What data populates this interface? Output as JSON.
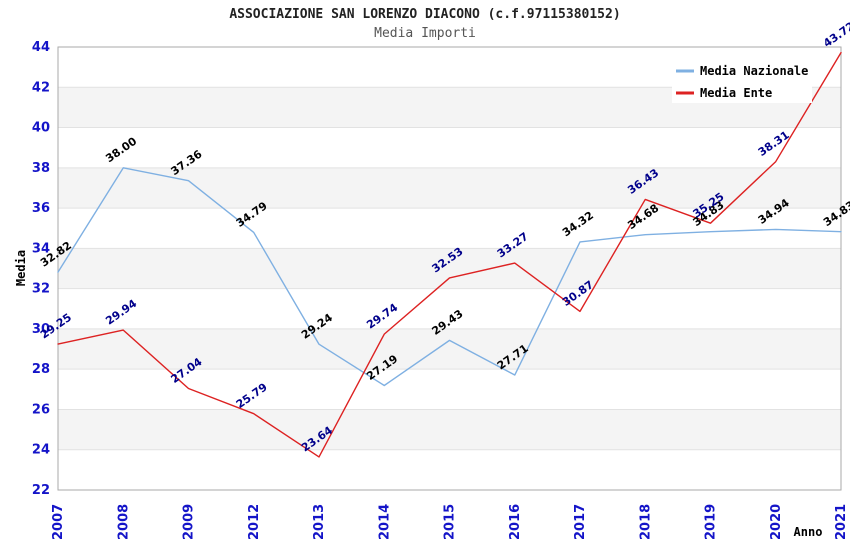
{
  "chart_data": {
    "type": "line",
    "title": "ASSOCIAZIONE SAN LORENZO DIACONO (c.f.97115380152)",
    "subtitle": "Media Importi",
    "xlabel": "Anno",
    "ylabel": "Media",
    "ylim": [
      22,
      44
    ],
    "ytick_step": 2,
    "grid": true,
    "legend_position": "top-right",
    "band_colors": [
      "#ffffff",
      "#f4f4f4"
    ],
    "gridline_color": "#e2e2e2",
    "frame_color": "#aaaaaa",
    "tick_label_color": "#1414c8",
    "categories": [
      "2007",
      "2008",
      "2009",
      "2012",
      "2013",
      "2014",
      "2015",
      "2016",
      "2017",
      "2018",
      "2019",
      "2020",
      "2021"
    ],
    "series": [
      {
        "name": "Media Nazionale",
        "color": "#7fb0e2",
        "label_color": "#000000",
        "values": [
          32.82,
          38.0,
          37.36,
          34.79,
          29.24,
          27.19,
          29.43,
          27.71,
          34.32,
          34.68,
          34.83,
          34.94,
          34.83
        ]
      },
      {
        "name": "Media Ente",
        "color": "#dd2222",
        "label_color": "#00008b",
        "values": [
          29.25,
          29.94,
          27.04,
          25.79,
          23.64,
          29.74,
          32.53,
          33.27,
          30.87,
          36.43,
          35.25,
          38.31,
          43.72
        ]
      }
    ]
  }
}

━━━━

## [TASK DETAILS]
Quote the material exactly. Pictures stay out.

## [RESULT]
What data populates this interface? Output as JSON.
{
  "chart_data": {
    "type": "line",
    "title": "ASSOCIAZIONE SAN LORENZO DIACONO (c.f.97115380152)",
    "subtitle": "Media Importi",
    "xlabel": "Anno",
    "ylabel": "Media",
    "ylim": [
      22,
      44
    ],
    "ytick_step": 2,
    "grid": true,
    "legend_position": "top-right",
    "band_colors": [
      "#ffffff",
      "#f4f4f4"
    ],
    "gridline_color": "#e2e2e2",
    "frame_color": "#aaaaaa",
    "tick_label_color": "#1414c8",
    "categories": [
      "2007",
      "2008",
      "2009",
      "2012",
      "2013",
      "2014",
      "2015",
      "2016",
      "2017",
      "2018",
      "2019",
      "2020",
      "2021"
    ],
    "series": [
      {
        "name": "Media Nazionale",
        "color": "#7fb0e2",
        "label_color": "#000000",
        "values": [
          32.82,
          38.0,
          37.36,
          34.79,
          29.24,
          27.19,
          29.43,
          27.71,
          34.32,
          34.68,
          34.83,
          34.94,
          34.83
        ]
      },
      {
        "name": "Media Ente",
        "color": "#dd2222",
        "label_color": "#00008b",
        "values": [
          29.25,
          29.94,
          27.04,
          25.79,
          23.64,
          29.74,
          32.53,
          33.27,
          30.87,
          36.43,
          35.25,
          38.31,
          43.72
        ]
      }
    ]
  }
}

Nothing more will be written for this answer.